EXERCISE
Lines holding the string "axis" are the ones to copy from this listing.

DATA SHOWN
***

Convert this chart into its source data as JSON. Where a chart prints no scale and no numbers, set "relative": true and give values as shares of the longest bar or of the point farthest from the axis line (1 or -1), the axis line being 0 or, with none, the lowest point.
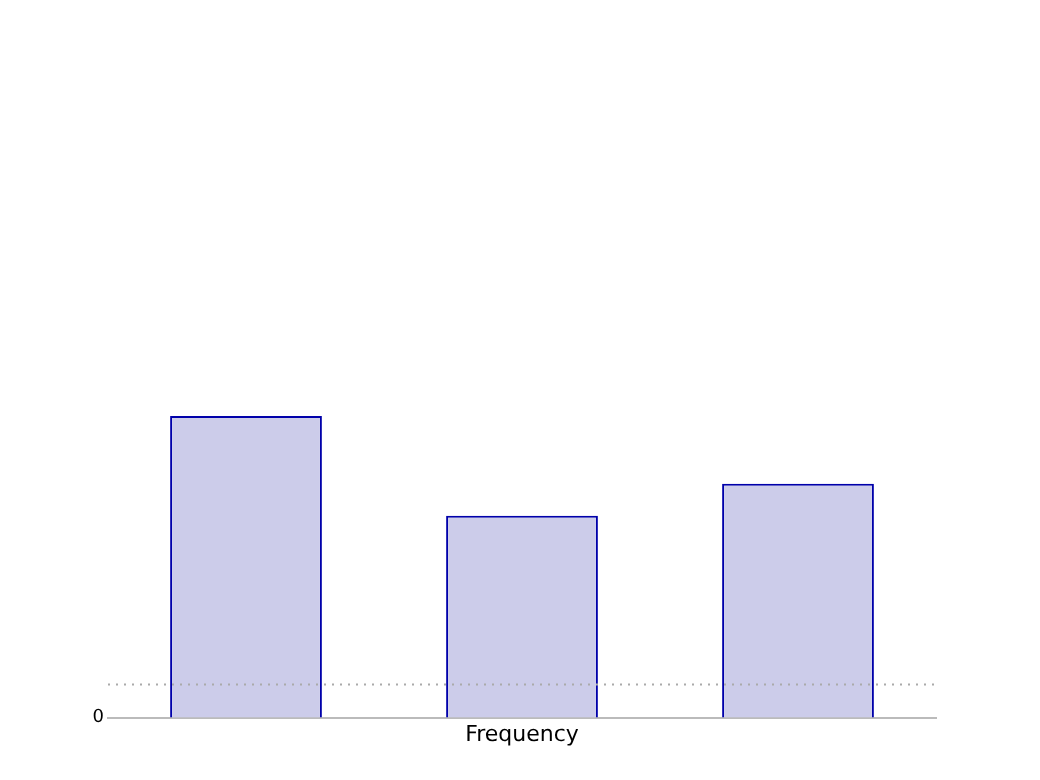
{
  "chart_data": {
    "type": "bar",
    "relative": true,
    "xlabel": "Frequency",
    "categories": [
      null,
      null,
      null
    ],
    "values": [
      1,
      0.669,
      0.775
    ],
    "color": "#ccccea",
    "grid": false,
    "legend": false,
    "ref_lines": [
      {
        "axis": "y",
        "value": 0.11,
        "color": "#aaaaaa",
        "line_style": "dotted"
      }
    ],
    "annotations": [
      "0"
    ]
  }
}
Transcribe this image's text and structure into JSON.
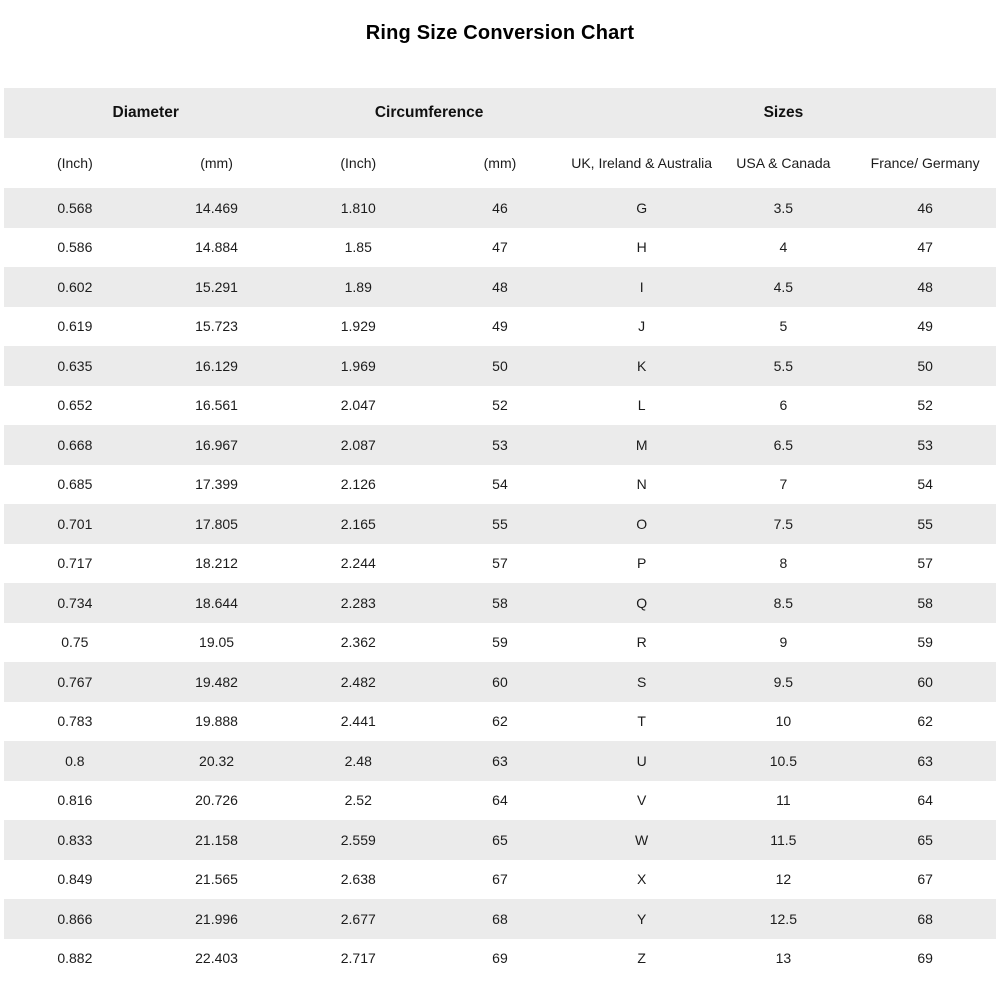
{
  "page": {
    "title": "Ring Size Conversion Chart"
  },
  "colors": {
    "stripe": "#ebebeb",
    "text": "#1c1c1c",
    "background": "#ffffff"
  },
  "chart_data": {
    "type": "table",
    "title": "Ring Size Conversion Chart",
    "layout": {
      "striped": true,
      "first_data_row_shaded": true,
      "column_count": 7,
      "row_count": 20
    },
    "column_groups": [
      {
        "label": "Diameter",
        "span": "2"
      },
      {
        "label": "Circumference",
        "span": "2"
      },
      {
        "label": "Sizes",
        "span": "3"
      }
    ],
    "columns": [
      "(Inch)",
      "(mm)",
      "(Inch)",
      "(mm)",
      "UK, Ireland & Australia",
      "USA & Canada",
      "France/ Germany"
    ],
    "rows": [
      [
        "0.568",
        "14.469",
        "1.810",
        "46",
        "G",
        "3.5",
        "46"
      ],
      [
        "0.586",
        "14.884",
        "1.85",
        "47",
        "H",
        "4",
        "47"
      ],
      [
        "0.602",
        "15.291",
        "1.89",
        "48",
        "I",
        "4.5",
        "48"
      ],
      [
        "0.619",
        "15.723",
        "1.929",
        "49",
        "J",
        "5",
        "49"
      ],
      [
        "0.635",
        "16.129",
        "1.969",
        "50",
        "K",
        "5.5",
        "50"
      ],
      [
        "0.652",
        "16.561",
        "2.047",
        "52",
        "L",
        "6",
        "52"
      ],
      [
        "0.668",
        "16.967",
        "2.087",
        "53",
        "M",
        "6.5",
        "53"
      ],
      [
        "0.685",
        "17.399",
        "2.126",
        "54",
        "N",
        "7",
        "54"
      ],
      [
        "0.701",
        "17.805",
        "2.165",
        "55",
        "O",
        "7.5",
        "55"
      ],
      [
        "0.717",
        "18.212",
        "2.244",
        "57",
        "P",
        "8",
        "57"
      ],
      [
        "0.734",
        "18.644",
        "2.283",
        "58",
        "Q",
        "8.5",
        "58"
      ],
      [
        "0.75",
        "19.05",
        "2.362",
        "59",
        "R",
        "9",
        "59"
      ],
      [
        "0.767",
        "19.482",
        "2.482",
        "60",
        "S",
        "9.5",
        "60"
      ],
      [
        "0.783",
        "19.888",
        "2.441",
        "62",
        "T",
        "10",
        "62"
      ],
      [
        "0.8",
        "20.32",
        "2.48",
        "63",
        "U",
        "10.5",
        "63"
      ],
      [
        "0.816",
        "20.726",
        "2.52",
        "64",
        "V",
        "11",
        "64"
      ],
      [
        "0.833",
        "21.158",
        "2.559",
        "65",
        "W",
        "11.5",
        "65"
      ],
      [
        "0.849",
        "21.565",
        "2.638",
        "67",
        "X",
        "12",
        "67"
      ],
      [
        "0.866",
        "21.996",
        "2.677",
        "68",
        "Y",
        "12.5",
        "68"
      ],
      [
        "0.882",
        "22.403",
        "2.717",
        "69",
        "Z",
        "13",
        "69"
      ]
    ]
  }
}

***

WRITTEN SOLUTION
Convert this chart into its source data as JSON. Where a chart prints no scale and no numbers, set "relative": true and give values as shares of the longest bar or of the point farthest from the axis line (1 or -1), the axis line being 0 or, with none, the lowest point.
        "axis": "y",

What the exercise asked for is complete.